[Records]
◇ ◇ ◇ ◇
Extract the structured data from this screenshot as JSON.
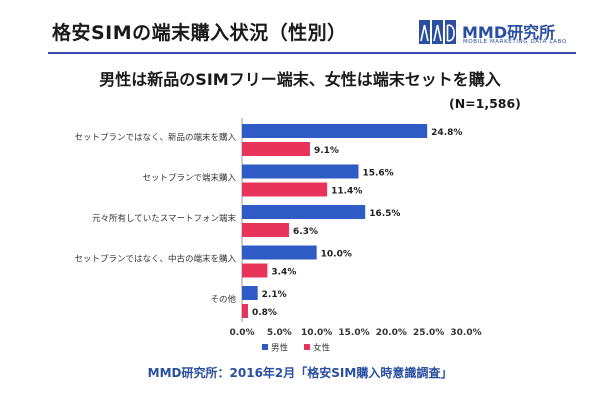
{
  "page": {
    "title": "格安SIMの端末購入状況（性別）",
    "subtitle": "男性は新品のSIMフリー端末、女性は端末セットを購入",
    "sample_note": "(N=1,586)",
    "source": "MMD研究所：2016年2月「格安SIM購入時意識調査」"
  },
  "logo": {
    "name": "MMD研究所",
    "tagline": "MOBILE MARKETING DATA LABO",
    "color": "#2a4ea0"
  },
  "chart_data": {
    "type": "bar",
    "orientation": "horizontal",
    "categories": [
      "セットプランではなく、新品の端末を購入",
      "セットプランで端末購入",
      "元々所有していたスマートフォン端末",
      "セットプランではなく、中古の端末を購入",
      "その他"
    ],
    "series": [
      {
        "name": "男性",
        "color": "#2f5bc4",
        "values": [
          24.8,
          15.6,
          16.5,
          10.0,
          2.1
        ],
        "labels": [
          "24.8%",
          "15.6%",
          "16.5%",
          "10.0%",
          "2.1%"
        ]
      },
      {
        "name": "女性",
        "color": "#e8345a",
        "values": [
          9.1,
          11.4,
          6.3,
          3.4,
          0.8
        ],
        "labels": [
          "9.1%",
          "11.4%",
          "6.3%",
          "3.4%",
          "0.8%"
        ]
      }
    ],
    "xlim": [
      0,
      30
    ],
    "xticks": [
      0,
      5,
      10,
      15,
      20,
      25,
      30
    ],
    "xtick_labels": [
      "0.0%",
      "5.0%",
      "10.0%",
      "15.0%",
      "20.0%",
      "25.0%",
      "30.0%"
    ],
    "legend_position": "bottom-left",
    "grid": false
  }
}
◇ ◇ ◇ ◇
REQUIRED WORK
Show every line from the entries above in which "セットプランではなく" appears.

EXERCISE ANSWER
      "セットプランではなく、新品の端末を購入",
      "セットプランではなく、中古の端末を購入",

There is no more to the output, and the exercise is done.